(Source records)
++++

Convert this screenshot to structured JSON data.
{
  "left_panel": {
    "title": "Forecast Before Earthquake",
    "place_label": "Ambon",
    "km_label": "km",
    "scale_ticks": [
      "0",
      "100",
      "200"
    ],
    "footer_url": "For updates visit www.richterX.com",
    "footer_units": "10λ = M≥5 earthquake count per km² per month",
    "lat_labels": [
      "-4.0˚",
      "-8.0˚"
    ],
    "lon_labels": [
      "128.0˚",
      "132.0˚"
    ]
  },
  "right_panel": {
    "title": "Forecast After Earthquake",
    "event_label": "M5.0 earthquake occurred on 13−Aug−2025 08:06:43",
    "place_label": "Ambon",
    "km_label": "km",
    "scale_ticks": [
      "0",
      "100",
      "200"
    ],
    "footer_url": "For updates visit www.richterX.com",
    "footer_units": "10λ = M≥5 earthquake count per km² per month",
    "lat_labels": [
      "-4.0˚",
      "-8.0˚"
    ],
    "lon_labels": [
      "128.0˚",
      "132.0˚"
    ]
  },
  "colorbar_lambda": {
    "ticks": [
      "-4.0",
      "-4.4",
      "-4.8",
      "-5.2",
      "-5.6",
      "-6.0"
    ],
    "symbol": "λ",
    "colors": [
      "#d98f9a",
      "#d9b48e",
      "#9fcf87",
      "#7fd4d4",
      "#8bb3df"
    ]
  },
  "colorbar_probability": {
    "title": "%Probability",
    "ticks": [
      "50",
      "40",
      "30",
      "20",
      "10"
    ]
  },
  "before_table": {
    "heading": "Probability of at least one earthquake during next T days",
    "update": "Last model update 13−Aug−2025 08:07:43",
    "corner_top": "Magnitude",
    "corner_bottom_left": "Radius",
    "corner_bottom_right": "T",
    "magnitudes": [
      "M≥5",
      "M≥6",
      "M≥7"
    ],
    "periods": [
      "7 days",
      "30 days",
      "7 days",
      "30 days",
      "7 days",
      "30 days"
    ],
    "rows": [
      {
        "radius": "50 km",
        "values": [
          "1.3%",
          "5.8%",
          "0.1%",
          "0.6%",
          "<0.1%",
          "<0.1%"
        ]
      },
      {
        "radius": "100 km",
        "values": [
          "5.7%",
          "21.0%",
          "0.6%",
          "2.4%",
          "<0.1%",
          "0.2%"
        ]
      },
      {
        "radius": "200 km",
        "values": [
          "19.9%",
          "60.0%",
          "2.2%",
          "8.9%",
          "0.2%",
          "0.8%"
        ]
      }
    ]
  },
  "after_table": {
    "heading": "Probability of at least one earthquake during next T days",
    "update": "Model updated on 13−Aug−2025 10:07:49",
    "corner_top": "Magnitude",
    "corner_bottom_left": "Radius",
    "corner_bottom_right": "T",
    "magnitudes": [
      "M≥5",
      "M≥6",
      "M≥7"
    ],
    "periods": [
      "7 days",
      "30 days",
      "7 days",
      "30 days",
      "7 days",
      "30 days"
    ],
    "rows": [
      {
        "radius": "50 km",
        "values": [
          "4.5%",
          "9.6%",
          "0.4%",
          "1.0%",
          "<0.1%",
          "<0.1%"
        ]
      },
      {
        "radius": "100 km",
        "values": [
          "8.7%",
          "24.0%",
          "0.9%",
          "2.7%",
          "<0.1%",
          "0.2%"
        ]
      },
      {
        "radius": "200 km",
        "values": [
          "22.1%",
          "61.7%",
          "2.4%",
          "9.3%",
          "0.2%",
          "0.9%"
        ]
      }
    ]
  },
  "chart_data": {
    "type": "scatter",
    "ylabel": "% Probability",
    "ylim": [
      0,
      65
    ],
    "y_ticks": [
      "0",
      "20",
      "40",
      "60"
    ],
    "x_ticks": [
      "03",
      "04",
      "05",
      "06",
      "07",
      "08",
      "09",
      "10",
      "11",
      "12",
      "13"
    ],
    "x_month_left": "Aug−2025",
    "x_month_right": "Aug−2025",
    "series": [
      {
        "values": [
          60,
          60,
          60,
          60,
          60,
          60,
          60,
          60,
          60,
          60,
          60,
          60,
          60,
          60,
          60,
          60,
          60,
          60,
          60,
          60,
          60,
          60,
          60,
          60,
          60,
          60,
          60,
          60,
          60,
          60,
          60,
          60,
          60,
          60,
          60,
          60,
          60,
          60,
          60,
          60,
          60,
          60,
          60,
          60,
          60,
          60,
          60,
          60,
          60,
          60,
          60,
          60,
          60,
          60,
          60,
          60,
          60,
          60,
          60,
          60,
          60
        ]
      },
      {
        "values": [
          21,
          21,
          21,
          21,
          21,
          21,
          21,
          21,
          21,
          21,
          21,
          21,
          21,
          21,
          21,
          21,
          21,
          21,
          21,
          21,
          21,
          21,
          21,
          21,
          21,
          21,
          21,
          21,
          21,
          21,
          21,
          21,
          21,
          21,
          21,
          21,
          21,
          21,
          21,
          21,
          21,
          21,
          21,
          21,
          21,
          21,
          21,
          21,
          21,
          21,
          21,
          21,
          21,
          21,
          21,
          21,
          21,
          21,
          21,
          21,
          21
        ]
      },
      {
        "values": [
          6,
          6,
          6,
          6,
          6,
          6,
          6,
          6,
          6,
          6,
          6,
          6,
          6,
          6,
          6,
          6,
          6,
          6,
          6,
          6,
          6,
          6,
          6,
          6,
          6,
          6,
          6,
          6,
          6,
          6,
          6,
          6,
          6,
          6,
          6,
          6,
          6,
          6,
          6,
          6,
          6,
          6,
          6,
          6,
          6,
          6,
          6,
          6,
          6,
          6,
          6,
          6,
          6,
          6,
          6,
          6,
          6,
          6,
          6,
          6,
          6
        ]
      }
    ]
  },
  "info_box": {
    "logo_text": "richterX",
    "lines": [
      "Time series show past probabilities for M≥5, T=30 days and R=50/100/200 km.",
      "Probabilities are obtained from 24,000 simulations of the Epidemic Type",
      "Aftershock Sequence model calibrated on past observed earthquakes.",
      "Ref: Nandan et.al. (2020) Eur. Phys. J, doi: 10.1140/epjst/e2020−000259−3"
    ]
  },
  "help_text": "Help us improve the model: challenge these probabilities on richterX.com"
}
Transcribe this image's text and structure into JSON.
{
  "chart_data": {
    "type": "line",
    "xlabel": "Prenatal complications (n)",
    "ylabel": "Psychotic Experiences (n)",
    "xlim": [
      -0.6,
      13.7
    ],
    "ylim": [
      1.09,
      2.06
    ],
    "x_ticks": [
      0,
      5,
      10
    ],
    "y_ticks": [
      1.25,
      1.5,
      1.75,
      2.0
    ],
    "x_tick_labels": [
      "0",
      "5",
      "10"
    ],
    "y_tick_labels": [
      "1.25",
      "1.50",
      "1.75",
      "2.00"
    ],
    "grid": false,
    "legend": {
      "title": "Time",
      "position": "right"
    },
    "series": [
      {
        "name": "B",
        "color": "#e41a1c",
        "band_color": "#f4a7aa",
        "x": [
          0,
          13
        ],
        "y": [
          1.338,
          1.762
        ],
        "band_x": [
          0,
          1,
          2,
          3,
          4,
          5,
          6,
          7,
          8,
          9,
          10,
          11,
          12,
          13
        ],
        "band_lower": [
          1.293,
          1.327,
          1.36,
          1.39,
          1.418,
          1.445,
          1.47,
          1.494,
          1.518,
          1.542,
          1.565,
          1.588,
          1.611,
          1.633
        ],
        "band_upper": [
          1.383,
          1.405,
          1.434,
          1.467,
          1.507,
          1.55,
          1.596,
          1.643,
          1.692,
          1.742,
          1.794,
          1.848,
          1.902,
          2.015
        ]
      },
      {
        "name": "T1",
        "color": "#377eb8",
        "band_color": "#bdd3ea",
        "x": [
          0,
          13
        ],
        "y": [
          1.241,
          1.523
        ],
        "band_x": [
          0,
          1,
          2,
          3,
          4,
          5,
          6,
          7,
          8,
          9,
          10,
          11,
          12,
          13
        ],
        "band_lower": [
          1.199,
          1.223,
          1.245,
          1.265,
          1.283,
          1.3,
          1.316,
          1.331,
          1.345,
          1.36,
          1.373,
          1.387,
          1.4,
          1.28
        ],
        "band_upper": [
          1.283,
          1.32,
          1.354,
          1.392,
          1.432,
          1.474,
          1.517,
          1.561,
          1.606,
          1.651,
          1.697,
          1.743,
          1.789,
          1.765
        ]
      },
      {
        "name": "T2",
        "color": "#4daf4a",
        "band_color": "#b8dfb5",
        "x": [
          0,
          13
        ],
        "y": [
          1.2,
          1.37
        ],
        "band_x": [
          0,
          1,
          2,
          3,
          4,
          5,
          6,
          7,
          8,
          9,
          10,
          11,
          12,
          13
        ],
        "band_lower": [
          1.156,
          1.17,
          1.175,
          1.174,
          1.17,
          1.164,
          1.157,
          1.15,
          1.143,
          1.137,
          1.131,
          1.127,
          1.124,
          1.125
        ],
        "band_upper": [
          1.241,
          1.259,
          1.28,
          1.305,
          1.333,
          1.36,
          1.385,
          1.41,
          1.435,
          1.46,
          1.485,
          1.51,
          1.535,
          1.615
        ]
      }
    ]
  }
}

++++

## PROMPT
Look through the entries and work out how many lines have the word "title" in them; reply with that number only.

## COMPLETE OUTPUT
4